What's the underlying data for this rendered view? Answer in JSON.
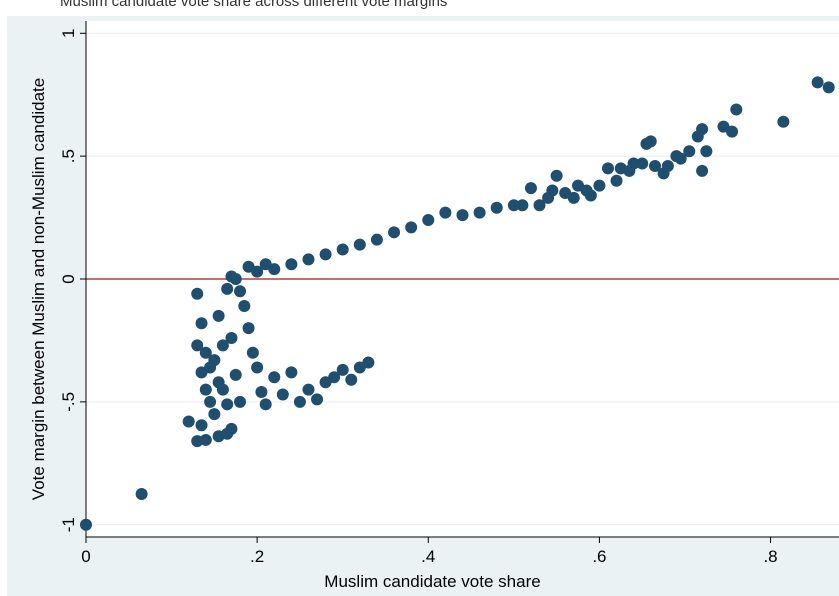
{
  "caption": "Muslim candidate vote share across different vote margins",
  "chart_data": {
    "type": "scatter",
    "title": "",
    "xlabel": "Muslim candidate vote share",
    "ylabel": "Vote margin between Muslim and non-Muslim candidate",
    "xlim": [
      0,
      0.88
    ],
    "ylim": [
      -1.05,
      1.05
    ],
    "xticks": [
      {
        "value": 0,
        "label": "0"
      },
      {
        "value": 0.2,
        "label": ".2"
      },
      {
        "value": 0.4,
        "label": ".4"
      },
      {
        "value": 0.6,
        "label": ".6"
      },
      {
        "value": 0.8,
        "label": ".8"
      }
    ],
    "yticks": [
      {
        "value": -1,
        "label": "-1"
      },
      {
        "value": -0.5,
        "label": "-.5"
      },
      {
        "value": 0,
        "label": "0"
      },
      {
        "value": 0.5,
        "label": ".5"
      },
      {
        "value": 1,
        "label": "1"
      }
    ],
    "grid": true,
    "reference_line": {
      "y": 0,
      "color": "#b0413e"
    },
    "colors": {
      "points": "#1f4e6e",
      "plot_background": "#ffffff",
      "outer_background": "#eaf2f3",
      "grid": "#e6eef0"
    },
    "points": [
      [
        0.0,
        -1.0
      ],
      [
        0.065,
        -0.875
      ],
      [
        0.12,
        -0.58
      ],
      [
        0.13,
        -0.66
      ],
      [
        0.135,
        -0.595
      ],
      [
        0.14,
        -0.655
      ],
      [
        0.155,
        -0.64
      ],
      [
        0.165,
        -0.63
      ],
      [
        0.17,
        -0.61
      ],
      [
        0.15,
        -0.55
      ],
      [
        0.145,
        -0.5
      ],
      [
        0.14,
        -0.45
      ],
      [
        0.135,
        -0.38
      ],
      [
        0.13,
        -0.27
      ],
      [
        0.13,
        -0.06
      ],
      [
        0.135,
        -0.18
      ],
      [
        0.14,
        -0.3
      ],
      [
        0.145,
        -0.36
      ],
      [
        0.15,
        -0.33
      ],
      [
        0.155,
        -0.42
      ],
      [
        0.16,
        -0.45
      ],
      [
        0.165,
        -0.51
      ],
      [
        0.16,
        -0.27
      ],
      [
        0.17,
        -0.24
      ],
      [
        0.175,
        -0.39
      ],
      [
        0.18,
        -0.5
      ],
      [
        0.155,
        -0.15
      ],
      [
        0.165,
        -0.04
      ],
      [
        0.17,
        0.01
      ],
      [
        0.175,
        0.0
      ],
      [
        0.18,
        -0.05
      ],
      [
        0.185,
        -0.11
      ],
      [
        0.19,
        -0.2
      ],
      [
        0.195,
        -0.3
      ],
      [
        0.2,
        -0.36
      ],
      [
        0.205,
        -0.46
      ],
      [
        0.21,
        -0.51
      ],
      [
        0.22,
        -0.4
      ],
      [
        0.23,
        -0.47
      ],
      [
        0.24,
        -0.38
      ],
      [
        0.25,
        -0.5
      ],
      [
        0.26,
        -0.45
      ],
      [
        0.27,
        -0.49
      ],
      [
        0.28,
        -0.42
      ],
      [
        0.29,
        -0.4
      ],
      [
        0.3,
        -0.37
      ],
      [
        0.31,
        -0.41
      ],
      [
        0.32,
        -0.36
      ],
      [
        0.33,
        -0.34
      ],
      [
        0.815,
        0.64
      ],
      [
        0.855,
        0.8
      ],
      [
        0.868,
        0.78
      ],
      [
        0.76,
        0.69
      ],
      [
        0.755,
        0.6
      ],
      [
        0.745,
        0.62
      ],
      [
        0.72,
        0.61
      ],
      [
        0.715,
        0.58
      ],
      [
        0.72,
        0.44
      ],
      [
        0.725,
        0.52
      ],
      [
        0.705,
        0.52
      ],
      [
        0.695,
        0.49
      ],
      [
        0.69,
        0.5
      ],
      [
        0.68,
        0.46
      ],
      [
        0.675,
        0.43
      ],
      [
        0.665,
        0.46
      ],
      [
        0.66,
        0.56
      ],
      [
        0.655,
        0.55
      ],
      [
        0.65,
        0.47
      ],
      [
        0.64,
        0.47
      ],
      [
        0.635,
        0.44
      ],
      [
        0.625,
        0.45
      ],
      [
        0.62,
        0.4
      ],
      [
        0.61,
        0.45
      ],
      [
        0.6,
        0.38
      ],
      [
        0.59,
        0.34
      ],
      [
        0.585,
        0.36
      ],
      [
        0.575,
        0.38
      ],
      [
        0.57,
        0.33
      ],
      [
        0.56,
        0.35
      ],
      [
        0.55,
        0.42
      ],
      [
        0.545,
        0.36
      ],
      [
        0.54,
        0.33
      ],
      [
        0.53,
        0.3
      ],
      [
        0.52,
        0.37
      ],
      [
        0.51,
        0.3
      ],
      [
        0.5,
        0.3
      ],
      [
        0.48,
        0.29
      ],
      [
        0.46,
        0.27
      ],
      [
        0.44,
        0.26
      ],
      [
        0.42,
        0.27
      ],
      [
        0.4,
        0.24
      ],
      [
        0.38,
        0.21
      ],
      [
        0.36,
        0.19
      ],
      [
        0.34,
        0.16
      ],
      [
        0.32,
        0.14
      ],
      [
        0.3,
        0.12
      ],
      [
        0.28,
        0.1
      ],
      [
        0.26,
        0.08
      ],
      [
        0.24,
        0.06
      ],
      [
        0.22,
        0.04
      ],
      [
        0.2,
        0.03
      ],
      [
        0.19,
        0.05
      ],
      [
        0.21,
        0.06
      ]
    ]
  }
}
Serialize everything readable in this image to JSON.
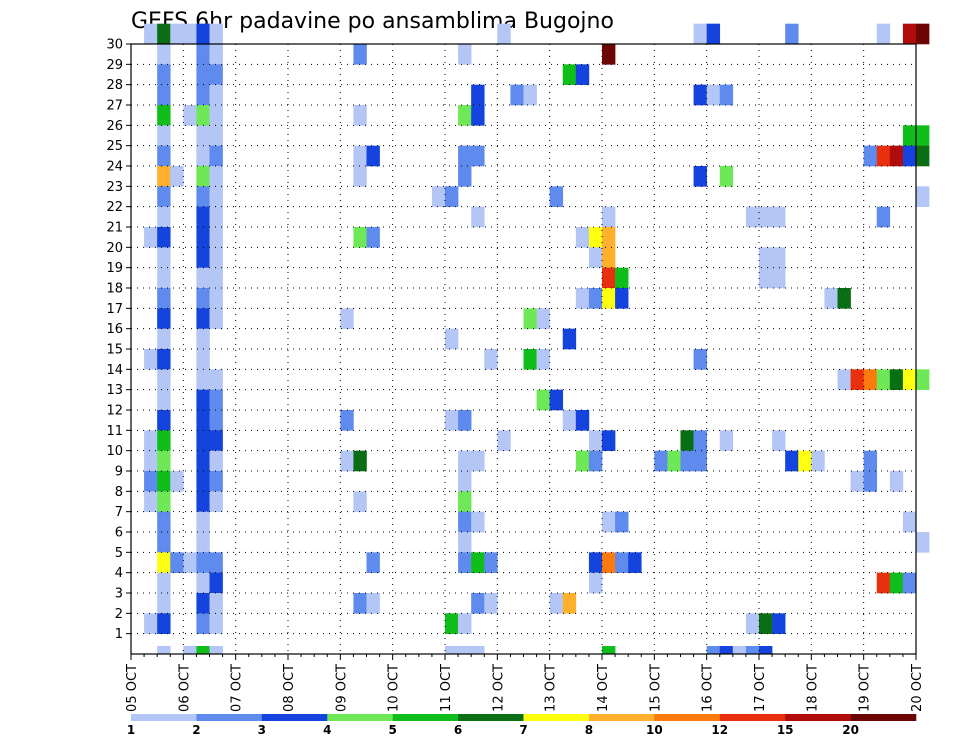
{
  "chart_data": {
    "type": "heatmap",
    "title": "GEFS 6hr padavine po ansamblima Bugojno",
    "xlabel": "",
    "ylabel": "",
    "x_tick_labels": [
      "05 OCT",
      "06 OCT",
      "07 OCT",
      "08 OCT",
      "09 OCT",
      "10 OCT",
      "11 OCT",
      "12 OCT",
      "13 OCT",
      "14 OCT",
      "15 OCT",
      "16 OCT",
      "17 OCT",
      "18 OCT",
      "19 OCT",
      "20 OCT"
    ],
    "y_tick_labels": [
      "1",
      "2",
      "3",
      "4",
      "5",
      "6",
      "7",
      "8",
      "9",
      "10",
      "11",
      "12",
      "13",
      "14",
      "15",
      "16",
      "17",
      "18",
      "19",
      "20",
      "21",
      "22",
      "23",
      "24",
      "25",
      "26",
      "27",
      "28",
      "29",
      "30"
    ],
    "x_range_days": [
      0,
      15
    ],
    "y_range": [
      0,
      30
    ],
    "time_step_hours": 6,
    "grid": "dotted",
    "colorbar": {
      "placement": "bottom",
      "labels": [
        "1",
        "2",
        "3",
        "4",
        "5",
        "6",
        "7",
        "8",
        "10",
        "12",
        "15",
        "20"
      ],
      "colors": [
        "#b3c6f5",
        "#5f8aee",
        "#1444dd",
        "#6ee857",
        "#0fbe1a",
        "#096e14",
        "#ffff10",
        "#ffb12e",
        "#ff7a0d",
        "#e8300f",
        "#b00c0c",
        "#6e0505"
      ]
    },
    "cells_note": "each cell = [member(1-30, 0=analysis row), time_step index from 05 OCT 00Z, color level 1-12]",
    "cells": [
      [
        30,
        1,
        1
      ],
      [
        30,
        2,
        6
      ],
      [
        30,
        3,
        1
      ],
      [
        30,
        4,
        1
      ],
      [
        30,
        5,
        3
      ],
      [
        30,
        6,
        1
      ],
      [
        30,
        28,
        1
      ],
      [
        30,
        43,
        1
      ],
      [
        30,
        44,
        3
      ],
      [
        30,
        50,
        2
      ],
      [
        30,
        57,
        1
      ],
      [
        30,
        59,
        11
      ],
      [
        30,
        60,
        12
      ],
      [
        29,
        2,
        1
      ],
      [
        29,
        5,
        2
      ],
      [
        29,
        6,
        1
      ],
      [
        29,
        17,
        2
      ],
      [
        29,
        25,
        1
      ],
      [
        29,
        36,
        12
      ],
      [
        28,
        2,
        2
      ],
      [
        28,
        5,
        2
      ],
      [
        28,
        6,
        2
      ],
      [
        28,
        33,
        5
      ],
      [
        28,
        34,
        3
      ],
      [
        27,
        2,
        2
      ],
      [
        27,
        5,
        2
      ],
      [
        27,
        6,
        1
      ],
      [
        27,
        26,
        3
      ],
      [
        27,
        29,
        2
      ],
      [
        27,
        30,
        1
      ],
      [
        27,
        43,
        3
      ],
      [
        27,
        44,
        1
      ],
      [
        27,
        45,
        2
      ],
      [
        26,
        2,
        5
      ],
      [
        26,
        4,
        1
      ],
      [
        26,
        5,
        4
      ],
      [
        26,
        6,
        1
      ],
      [
        26,
        17,
        1
      ],
      [
        26,
        25,
        4
      ],
      [
        26,
        26,
        3
      ],
      [
        25,
        2,
        1
      ],
      [
        25,
        5,
        1
      ],
      [
        25,
        6,
        1
      ],
      [
        25,
        59,
        5
      ],
      [
        25,
        60,
        5
      ],
      [
        24,
        2,
        2
      ],
      [
        24,
        5,
        1
      ],
      [
        24,
        6,
        2
      ],
      [
        24,
        17,
        1
      ],
      [
        24,
        18,
        3
      ],
      [
        24,
        25,
        2
      ],
      [
        24,
        26,
        2
      ],
      [
        24,
        56,
        2
      ],
      [
        24,
        57,
        10
      ],
      [
        24,
        58,
        11
      ],
      [
        24,
        59,
        3
      ],
      [
        24,
        60,
        6
      ],
      [
        23,
        2,
        8
      ],
      [
        23,
        3,
        1
      ],
      [
        23,
        5,
        4
      ],
      [
        23,
        6,
        1
      ],
      [
        23,
        17,
        1
      ],
      [
        23,
        25,
        2
      ],
      [
        23,
        43,
        3
      ],
      [
        23,
        45,
        4
      ],
      [
        22,
        2,
        2
      ],
      [
        22,
        5,
        2
      ],
      [
        22,
        6,
        1
      ],
      [
        22,
        23,
        1
      ],
      [
        22,
        24,
        2
      ],
      [
        22,
        32,
        2
      ],
      [
        22,
        60,
        1
      ],
      [
        21,
        2,
        1
      ],
      [
        21,
        5,
        3
      ],
      [
        21,
        6,
        1
      ],
      [
        21,
        26,
        1
      ],
      [
        21,
        36,
        1
      ],
      [
        21,
        47,
        1
      ],
      [
        21,
        48,
        1
      ],
      [
        21,
        49,
        1
      ],
      [
        21,
        57,
        2
      ],
      [
        20,
        1,
        1
      ],
      [
        20,
        2,
        3
      ],
      [
        20,
        5,
        3
      ],
      [
        20,
        6,
        1
      ],
      [
        20,
        17,
        4
      ],
      [
        20,
        18,
        2
      ],
      [
        20,
        34,
        1
      ],
      [
        20,
        35,
        7
      ],
      [
        20,
        36,
        8
      ],
      [
        19,
        2,
        1
      ],
      [
        19,
        5,
        3
      ],
      [
        19,
        6,
        1
      ],
      [
        19,
        35,
        1
      ],
      [
        19,
        36,
        8
      ],
      [
        19,
        48,
        1
      ],
      [
        19,
        49,
        1
      ],
      [
        18,
        2,
        1
      ],
      [
        18,
        5,
        1
      ],
      [
        18,
        6,
        1
      ],
      [
        18,
        36,
        10
      ],
      [
        18,
        37,
        5
      ],
      [
        18,
        48,
        1
      ],
      [
        18,
        49,
        1
      ],
      [
        17,
        2,
        2
      ],
      [
        17,
        5,
        2
      ],
      [
        17,
        6,
        1
      ],
      [
        17,
        34,
        1
      ],
      [
        17,
        35,
        2
      ],
      [
        17,
        36,
        7
      ],
      [
        17,
        37,
        3
      ],
      [
        17,
        53,
        1
      ],
      [
        17,
        54,
        6
      ],
      [
        16,
        2,
        3
      ],
      [
        16,
        5,
        3
      ],
      [
        16,
        6,
        1
      ],
      [
        16,
        16,
        1
      ],
      [
        16,
        30,
        4
      ],
      [
        16,
        31,
        1
      ],
      [
        15,
        2,
        1
      ],
      [
        15,
        5,
        1
      ],
      [
        15,
        24,
        1
      ],
      [
        15,
        33,
        3
      ],
      [
        14,
        1,
        1
      ],
      [
        14,
        2,
        3
      ],
      [
        14,
        5,
        1
      ],
      [
        14,
        27,
        1
      ],
      [
        14,
        30,
        5
      ],
      [
        14,
        31,
        1
      ],
      [
        14,
        43,
        2
      ],
      [
        13,
        2,
        1
      ],
      [
        13,
        5,
        1
      ],
      [
        13,
        6,
        1
      ],
      [
        13,
        54,
        1
      ],
      [
        13,
        55,
        10
      ],
      [
        13,
        56,
        9
      ],
      [
        13,
        57,
        4
      ],
      [
        13,
        58,
        6
      ],
      [
        13,
        59,
        7
      ],
      [
        13,
        60,
        4
      ],
      [
        12,
        2,
        1
      ],
      [
        12,
        5,
        3
      ],
      [
        12,
        6,
        2
      ],
      [
        12,
        31,
        4
      ],
      [
        12,
        32,
        3
      ],
      [
        11,
        2,
        3
      ],
      [
        11,
        5,
        3
      ],
      [
        11,
        6,
        2
      ],
      [
        11,
        16,
        2
      ],
      [
        11,
        24,
        1
      ],
      [
        11,
        25,
        2
      ],
      [
        11,
        33,
        1
      ],
      [
        11,
        34,
        3
      ],
      [
        10,
        1,
        1
      ],
      [
        10,
        2,
        5
      ],
      [
        10,
        5,
        3
      ],
      [
        10,
        6,
        3
      ],
      [
        10,
        28,
        1
      ],
      [
        10,
        35,
        1
      ],
      [
        10,
        36,
        3
      ],
      [
        10,
        42,
        6
      ],
      [
        10,
        43,
        2
      ],
      [
        10,
        45,
        1
      ],
      [
        10,
        49,
        1
      ],
      [
        9,
        1,
        1
      ],
      [
        9,
        2,
        4
      ],
      [
        9,
        5,
        3
      ],
      [
        9,
        6,
        1
      ],
      [
        9,
        16,
        1
      ],
      [
        9,
        17,
        6
      ],
      [
        9,
        25,
        1
      ],
      [
        9,
        26,
        1
      ],
      [
        9,
        34,
        4
      ],
      [
        9,
        35,
        2
      ],
      [
        9,
        40,
        2
      ],
      [
        9,
        41,
        4
      ],
      [
        9,
        42,
        2
      ],
      [
        9,
        43,
        2
      ],
      [
        9,
        50,
        3
      ],
      [
        9,
        51,
        7
      ],
      [
        9,
        52,
        1
      ],
      [
        9,
        56,
        2
      ],
      [
        8,
        1,
        2
      ],
      [
        8,
        2,
        5
      ],
      [
        8,
        3,
        1
      ],
      [
        8,
        5,
        3
      ],
      [
        8,
        6,
        2
      ],
      [
        8,
        25,
        1
      ],
      [
        8,
        55,
        1
      ],
      [
        8,
        56,
        2
      ],
      [
        8,
        58,
        1
      ],
      [
        7,
        1,
        1
      ],
      [
        7,
        2,
        4
      ],
      [
        7,
        5,
        3
      ],
      [
        7,
        6,
        1
      ],
      [
        7,
        17,
        1
      ],
      [
        7,
        25,
        4
      ],
      [
        6,
        2,
        2
      ],
      [
        6,
        5,
        1
      ],
      [
        6,
        25,
        2
      ],
      [
        6,
        26,
        1
      ],
      [
        6,
        36,
        1
      ],
      [
        6,
        37,
        2
      ],
      [
        6,
        59,
        1
      ],
      [
        5,
        2,
        2
      ],
      [
        5,
        5,
        1
      ],
      [
        5,
        25,
        1
      ],
      [
        5,
        60,
        1
      ],
      [
        4,
        2,
        7
      ],
      [
        4,
        3,
        2
      ],
      [
        4,
        4,
        1
      ],
      [
        4,
        5,
        2
      ],
      [
        4,
        6,
        2
      ],
      [
        4,
        18,
        2
      ],
      [
        4,
        25,
        2
      ],
      [
        4,
        26,
        5
      ],
      [
        4,
        27,
        2
      ],
      [
        4,
        35,
        3
      ],
      [
        4,
        36,
        9
      ],
      [
        4,
        37,
        2
      ],
      [
        4,
        38,
        3
      ],
      [
        3,
        2,
        1
      ],
      [
        3,
        5,
        1
      ],
      [
        3,
        6,
        3
      ],
      [
        3,
        35,
        1
      ],
      [
        3,
        57,
        10
      ],
      [
        3,
        58,
        5
      ],
      [
        3,
        59,
        2
      ],
      [
        2,
        2,
        1
      ],
      [
        2,
        5,
        3
      ],
      [
        2,
        6,
        1
      ],
      [
        2,
        17,
        2
      ],
      [
        2,
        18,
        1
      ],
      [
        2,
        26,
        2
      ],
      [
        2,
        27,
        1
      ],
      [
        2,
        32,
        1
      ],
      [
        2,
        33,
        8
      ],
      [
        1,
        1,
        1
      ],
      [
        1,
        2,
        3
      ],
      [
        1,
        5,
        2
      ],
      [
        1,
        6,
        1
      ],
      [
        1,
        24,
        5
      ],
      [
        1,
        25,
        1
      ],
      [
        1,
        47,
        1
      ],
      [
        1,
        48,
        6
      ],
      [
        1,
        49,
        3
      ],
      [
        0,
        2,
        1
      ],
      [
        0,
        4,
        1
      ],
      [
        0,
        5,
        5
      ],
      [
        0,
        6,
        1
      ],
      [
        0,
        24,
        1
      ],
      [
        0,
        25,
        1
      ],
      [
        0,
        26,
        1
      ],
      [
        0,
        36,
        5
      ],
      [
        0,
        44,
        2
      ],
      [
        0,
        45,
        3
      ],
      [
        0,
        46,
        1
      ],
      [
        0,
        47,
        2
      ],
      [
        0,
        48,
        3
      ]
    ]
  }
}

◆ ◆ ◆ ◆ ◆ ◆ ◆

REQUIREMENT:
Only lines with the string "ylabel" belong in your answer; copy each one.

OUTPUT BELOW:
    "ylabel": "Vote margin between Muslim and non-Muslim candidate",
    "ylabel": "",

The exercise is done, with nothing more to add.